» EXERCISE GOAL
Switch "increase-button" to "plus-button" everywhere in the records below and copy them out with nothing else changed. Leave the pictures out of your copy.

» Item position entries
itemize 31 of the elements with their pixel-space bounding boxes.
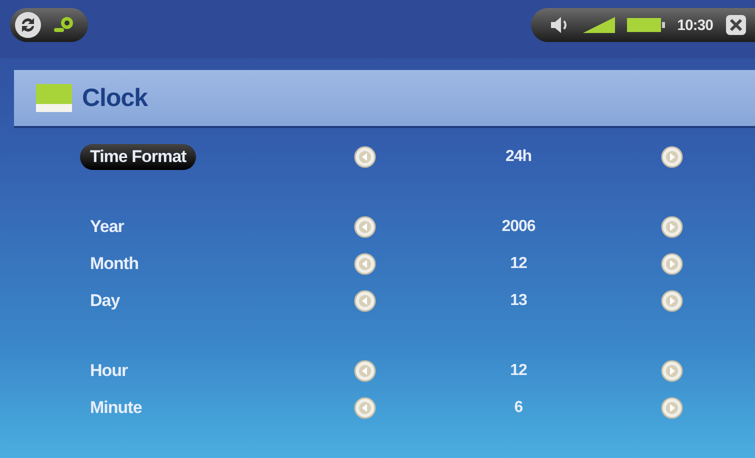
decrease-button[interactable] bbox=[354, 146, 376, 168]
setting-label[interactable]: Day bbox=[80, 288, 130, 314]
setting-value: 6 bbox=[514, 398, 523, 416]
signal-icon bbox=[583, 17, 616, 33]
increase-button[interactable] bbox=[661, 290, 683, 312]
page-title: Clock bbox=[82, 84, 148, 112]
setting-label[interactable]: Time Format bbox=[80, 144, 196, 170]
decrease-button[interactable] bbox=[354, 216, 376, 238]
refresh-icon[interactable] bbox=[14, 11, 42, 39]
increase-button[interactable] bbox=[661, 360, 683, 382]
setting-label[interactable]: Hour bbox=[80, 358, 138, 384]
setting-label[interactable]: Year bbox=[80, 214, 134, 240]
setting-label[interactable]: Minute bbox=[80, 394, 152, 420]
setting-value: 13 bbox=[510, 292, 527, 310]
increase-button[interactable] bbox=[661, 252, 683, 274]
close-icon[interactable] bbox=[725, 14, 747, 36]
decrease-button[interactable] bbox=[354, 396, 376, 418]
clock-icon bbox=[36, 84, 72, 112]
decrease-button[interactable] bbox=[354, 290, 376, 312]
setting-value: 2006 bbox=[502, 218, 536, 236]
setting-value: 12 bbox=[510, 254, 527, 272]
setting-value: 12 bbox=[510, 362, 527, 380]
decrease-button[interactable] bbox=[354, 252, 376, 274]
increase-button[interactable] bbox=[661, 146, 683, 168]
clock-time: 10:30 bbox=[677, 16, 713, 34]
increase-button[interactable] bbox=[661, 396, 683, 418]
setting-label[interactable]: Month bbox=[80, 250, 148, 276]
decrease-button[interactable] bbox=[354, 360, 376, 382]
battery-icon bbox=[627, 18, 666, 32]
increase-button[interactable] bbox=[661, 216, 683, 238]
setting-value: 24h bbox=[505, 148, 532, 166]
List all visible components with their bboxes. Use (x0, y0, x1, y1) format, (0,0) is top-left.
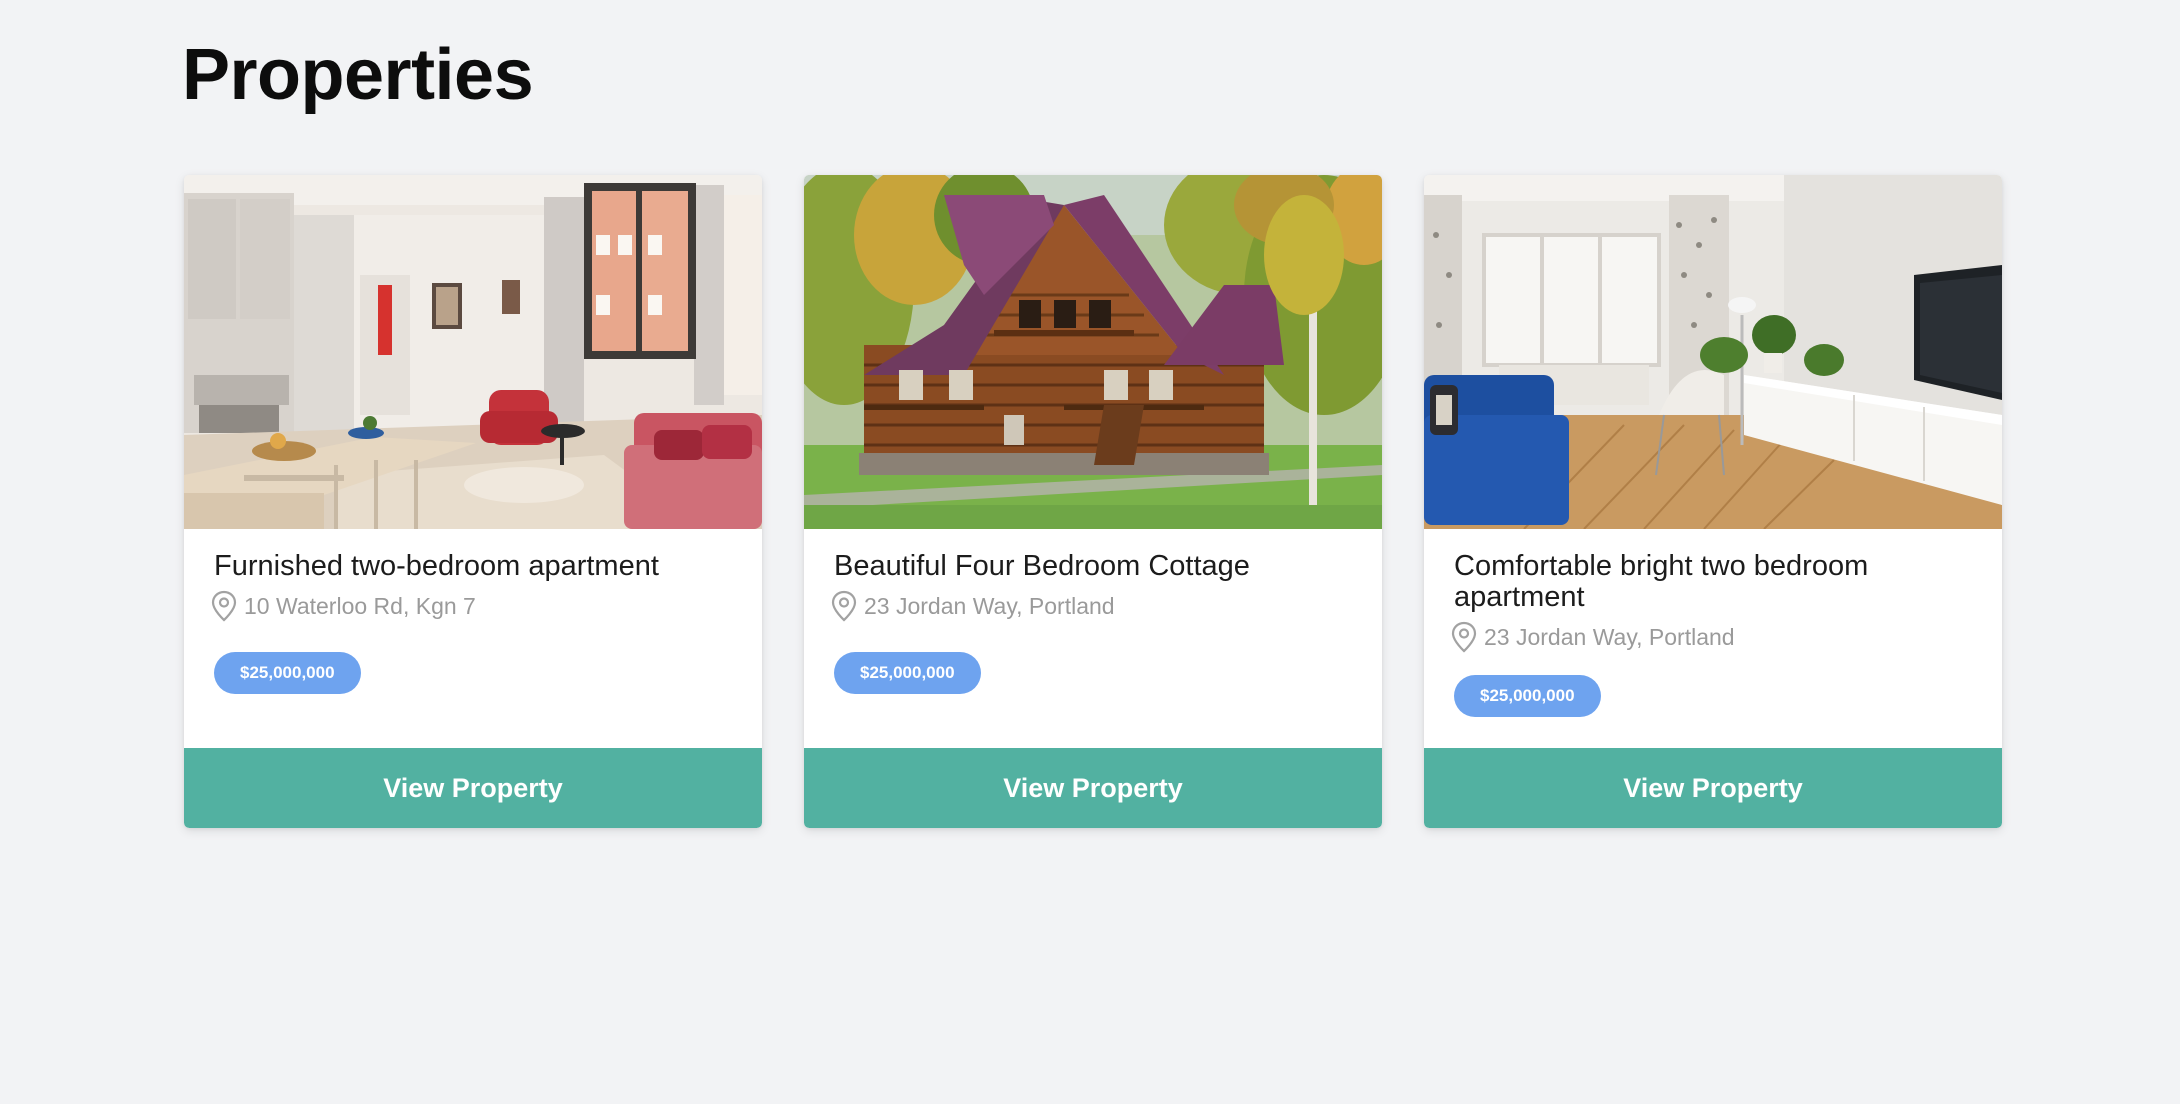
property-title: Beautiful Four Bedroom Cottage (834, 550, 1250, 582)
map-pin-icon (1450, 621, 1478, 653)
property-card: Furnished two-bedroom apartment 10 Water… (184, 175, 762, 828)
property-card-list: Furnished two-bedroom apartment 10 Water… (184, 175, 2002, 828)
property-address: 23 Jordan Way, Portland (864, 592, 1115, 619)
property-title: Furnished two-bedroom apartment (214, 550, 659, 582)
property-image-log-cottage[interactable] (804, 175, 1382, 529)
property-location: 23 Jordan Way, Portland (1451, 621, 1972, 653)
property-location: 23 Jordan Way, Portland (831, 590, 1352, 622)
map-pin-icon (210, 590, 238, 622)
property-card: Comfortable bright two bedroom apartment… (1424, 175, 2002, 828)
price-badge: $25,000,000 (1454, 675, 1601, 717)
map-pin-icon (830, 590, 858, 622)
property-image-apartment-interior[interactable] (184, 175, 762, 529)
view-property-button[interactable]: View Property (1424, 748, 2002, 828)
property-address: 10 Waterloo Rd, Kgn 7 (244, 592, 476, 619)
view-property-button[interactable]: View Property (804, 748, 1382, 828)
property-location: 10 Waterloo Rd, Kgn 7 (211, 590, 732, 622)
property-title: Comfortable bright two bedroom apartment (1454, 550, 1869, 613)
property-image-bright-living-room[interactable] (1424, 175, 2002, 529)
view-property-button[interactable]: View Property (184, 748, 762, 828)
price-badge: $25,000,000 (214, 652, 361, 694)
property-card: Beautiful Four Bedroom Cottage 23 Jordan… (804, 175, 1382, 828)
property-address: 23 Jordan Way, Portland (1484, 623, 1735, 650)
price-badge: $25,000,000 (834, 652, 981, 694)
page-title: Properties (182, 35, 534, 115)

» FINAL ANSWER
itemize 31 of the elements with their pixel-space bounding boxes.
decrease-button[interactable] bbox=[354, 146, 376, 168]
setting-label[interactable]: Day bbox=[80, 288, 130, 314]
setting-value: 6 bbox=[514, 398, 523, 416]
signal-icon bbox=[583, 17, 616, 33]
plus-button[interactable] bbox=[661, 290, 683, 312]
page-title: Clock bbox=[82, 84, 148, 112]
setting-label[interactable]: Time Format bbox=[80, 144, 196, 170]
decrease-button[interactable] bbox=[354, 216, 376, 238]
refresh-icon[interactable] bbox=[14, 11, 42, 39]
plus-button[interactable] bbox=[661, 360, 683, 382]
setting-label[interactable]: Hour bbox=[80, 358, 138, 384]
setting-label[interactable]: Year bbox=[80, 214, 134, 240]
setting-label[interactable]: Minute bbox=[80, 394, 152, 420]
setting-value: 13 bbox=[510, 292, 527, 310]
plus-button[interactable] bbox=[661, 252, 683, 274]
close-icon[interactable] bbox=[725, 14, 747, 36]
decrease-button[interactable] bbox=[354, 396, 376, 418]
clock-icon bbox=[36, 84, 72, 112]
decrease-button[interactable] bbox=[354, 290, 376, 312]
setting-value: 2006 bbox=[502, 218, 536, 236]
setting-value: 12 bbox=[510, 254, 527, 272]
setting-value: 12 bbox=[510, 362, 527, 380]
decrease-button[interactable] bbox=[354, 252, 376, 274]
plus-button[interactable] bbox=[661, 146, 683, 168]
clock-time: 10:30 bbox=[677, 16, 713, 34]
plus-button[interactable] bbox=[661, 396, 683, 418]
setting-label[interactable]: Month bbox=[80, 250, 148, 276]
decrease-button[interactable] bbox=[354, 360, 376, 382]
battery-icon bbox=[627, 18, 666, 32]
plus-button[interactable] bbox=[661, 216, 683, 238]
setting-value: 24h bbox=[505, 148, 532, 166]
List all visible components with their bboxes. Use (x0, y0, x1, y1) format, (0,0) is top-left.
property-title: Beautiful Four Bedroom Cottage (834, 550, 1250, 582)
map-pin-icon (1450, 621, 1478, 653)
property-card: Furnished two-bedroom apartment 10 Water… (184, 175, 762, 828)
property-card-list: Furnished two-bedroom apartment 10 Water… (184, 175, 2002, 828)
property-address: 23 Jordan Way, Portland (864, 592, 1115, 619)
property-title: Furnished two-bedroom apartment (214, 550, 659, 582)
property-image-log-cottage[interactable] (804, 175, 1382, 529)
property-location: 23 Jordan Way, Portland (1451, 621, 1972, 653)
property-location: 23 Jordan Way, Portland (831, 590, 1352, 622)
map-pin-icon (210, 590, 238, 622)
property-card: Comfortable bright two bedroom apartment… (1424, 175, 2002, 828)
price-badge: $25,000,000 (1454, 675, 1601, 717)
map-pin-icon (830, 590, 858, 622)
property-image-apartment-interior[interactable] (184, 175, 762, 529)
view-property-button[interactable]: View Property (1424, 748, 2002, 828)
property-address: 10 Waterloo Rd, Kgn 7 (244, 592, 476, 619)
view-property-button[interactable]: View Property (804, 748, 1382, 828)
property-location: 10 Waterloo Rd, Kgn 7 (211, 590, 732, 622)
property-title: Comfortable bright two bedroom apartment (1454, 550, 1869, 613)
property-image-bright-living-room[interactable] (1424, 175, 2002, 529)
view-property-button[interactable]: View Property (184, 748, 762, 828)
price-badge: $25,000,000 (214, 652, 361, 694)
property-card: Beautiful Four Bedroom Cottage 23 Jordan… (804, 175, 1382, 828)
property-address: 23 Jordan Way, Portland (1484, 623, 1735, 650)
price-badge: $25,000,000 (834, 652, 981, 694)
page-title: Properties (182, 35, 534, 115)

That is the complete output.